Exercise prompt :: Copy every line that contains the string "course" from the entries below.

Records provided ::
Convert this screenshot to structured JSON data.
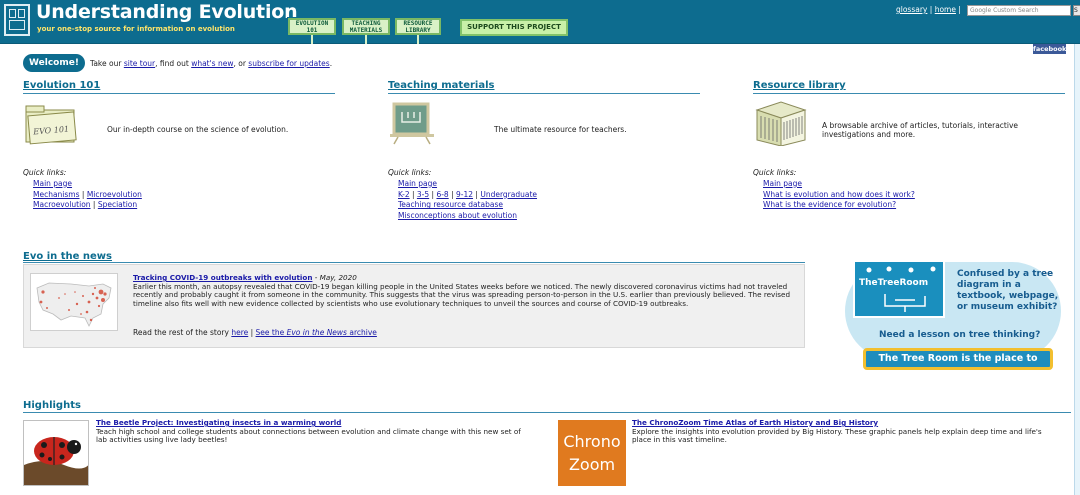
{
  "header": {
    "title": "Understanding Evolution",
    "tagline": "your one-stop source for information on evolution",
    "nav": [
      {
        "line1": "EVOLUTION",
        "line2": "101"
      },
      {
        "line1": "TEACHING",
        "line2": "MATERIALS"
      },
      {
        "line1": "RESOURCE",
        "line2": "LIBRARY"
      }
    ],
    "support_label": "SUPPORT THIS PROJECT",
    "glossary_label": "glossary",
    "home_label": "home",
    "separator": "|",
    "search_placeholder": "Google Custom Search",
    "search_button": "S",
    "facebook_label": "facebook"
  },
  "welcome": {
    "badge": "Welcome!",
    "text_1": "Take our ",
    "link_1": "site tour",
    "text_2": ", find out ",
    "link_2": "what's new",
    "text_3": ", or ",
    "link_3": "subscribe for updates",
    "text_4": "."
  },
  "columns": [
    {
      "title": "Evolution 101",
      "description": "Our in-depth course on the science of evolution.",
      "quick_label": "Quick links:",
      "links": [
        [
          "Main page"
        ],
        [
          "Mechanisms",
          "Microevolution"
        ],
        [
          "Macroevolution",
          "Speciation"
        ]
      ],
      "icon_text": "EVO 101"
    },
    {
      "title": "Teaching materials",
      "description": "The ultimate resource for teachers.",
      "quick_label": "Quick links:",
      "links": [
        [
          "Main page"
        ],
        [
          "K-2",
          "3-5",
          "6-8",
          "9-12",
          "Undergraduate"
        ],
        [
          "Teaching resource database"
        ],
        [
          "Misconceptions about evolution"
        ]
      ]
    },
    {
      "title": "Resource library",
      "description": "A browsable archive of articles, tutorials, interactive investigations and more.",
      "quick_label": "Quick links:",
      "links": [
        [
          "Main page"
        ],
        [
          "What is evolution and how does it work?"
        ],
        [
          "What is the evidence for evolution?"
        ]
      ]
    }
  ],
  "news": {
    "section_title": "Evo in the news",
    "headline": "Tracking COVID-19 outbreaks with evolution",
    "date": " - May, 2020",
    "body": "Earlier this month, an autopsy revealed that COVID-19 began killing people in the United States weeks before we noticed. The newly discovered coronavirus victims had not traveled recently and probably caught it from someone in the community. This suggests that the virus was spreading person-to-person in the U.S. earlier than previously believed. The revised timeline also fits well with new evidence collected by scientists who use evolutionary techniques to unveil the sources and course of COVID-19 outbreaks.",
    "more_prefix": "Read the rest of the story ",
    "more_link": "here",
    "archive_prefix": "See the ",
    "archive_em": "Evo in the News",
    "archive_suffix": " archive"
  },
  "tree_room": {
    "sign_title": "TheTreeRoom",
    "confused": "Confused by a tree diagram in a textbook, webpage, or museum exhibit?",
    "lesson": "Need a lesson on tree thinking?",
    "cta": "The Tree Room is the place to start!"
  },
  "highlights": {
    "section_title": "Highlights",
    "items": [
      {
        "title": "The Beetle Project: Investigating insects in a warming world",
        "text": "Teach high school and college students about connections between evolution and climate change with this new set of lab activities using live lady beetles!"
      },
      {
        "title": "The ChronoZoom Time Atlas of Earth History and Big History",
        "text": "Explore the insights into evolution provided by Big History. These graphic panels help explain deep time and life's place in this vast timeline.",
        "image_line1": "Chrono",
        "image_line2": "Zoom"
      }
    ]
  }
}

Solution for this exercise ::
      "description": "Our in-depth course on the science of evolution.",
    "body": "Earlier this month, an autopsy revealed that COVID-19 began killing people in the United States weeks before we noticed. The newly discovered coronavirus victims had not traveled recently and probably caught it from someone in the community. This suggests that the virus was spreading person-to-person in the U.S. earlier than previously believed. The revised timeline also fits well with new evidence collected by scientists who use evolutionary techniques to unveil the sources and course of COVID-19 outbreaks.",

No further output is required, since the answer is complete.